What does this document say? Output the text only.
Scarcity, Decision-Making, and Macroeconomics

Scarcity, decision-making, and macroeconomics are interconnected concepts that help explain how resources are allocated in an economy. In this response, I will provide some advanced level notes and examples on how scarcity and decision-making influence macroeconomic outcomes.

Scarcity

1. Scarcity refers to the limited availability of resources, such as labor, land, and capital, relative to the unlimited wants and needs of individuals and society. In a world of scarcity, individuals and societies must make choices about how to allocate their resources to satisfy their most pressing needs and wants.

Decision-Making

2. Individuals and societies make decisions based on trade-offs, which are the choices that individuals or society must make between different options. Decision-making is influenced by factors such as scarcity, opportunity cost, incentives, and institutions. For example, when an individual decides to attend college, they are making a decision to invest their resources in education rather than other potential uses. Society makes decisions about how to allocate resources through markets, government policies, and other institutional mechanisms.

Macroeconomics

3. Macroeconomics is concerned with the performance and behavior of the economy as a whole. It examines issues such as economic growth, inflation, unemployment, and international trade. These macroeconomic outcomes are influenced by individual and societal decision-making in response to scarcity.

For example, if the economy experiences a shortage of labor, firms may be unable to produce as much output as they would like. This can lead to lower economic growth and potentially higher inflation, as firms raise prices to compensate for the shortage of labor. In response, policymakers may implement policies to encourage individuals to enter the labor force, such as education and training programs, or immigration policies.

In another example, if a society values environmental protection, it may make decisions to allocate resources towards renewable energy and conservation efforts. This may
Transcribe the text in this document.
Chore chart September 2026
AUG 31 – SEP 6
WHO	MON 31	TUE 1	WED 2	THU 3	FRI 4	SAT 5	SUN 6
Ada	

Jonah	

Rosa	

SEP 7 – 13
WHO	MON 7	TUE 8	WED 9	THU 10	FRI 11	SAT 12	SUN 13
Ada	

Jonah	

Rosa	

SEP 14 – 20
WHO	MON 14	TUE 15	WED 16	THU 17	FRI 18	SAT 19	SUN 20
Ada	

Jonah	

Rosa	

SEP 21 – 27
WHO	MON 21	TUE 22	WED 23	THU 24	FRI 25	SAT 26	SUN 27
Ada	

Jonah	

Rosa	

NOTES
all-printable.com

• **Exercise objective**: List every line from the entries above in which "document" appears.

• **Completed exercise**:
What does this document say? Output the text only.
Transcribe the text in this document.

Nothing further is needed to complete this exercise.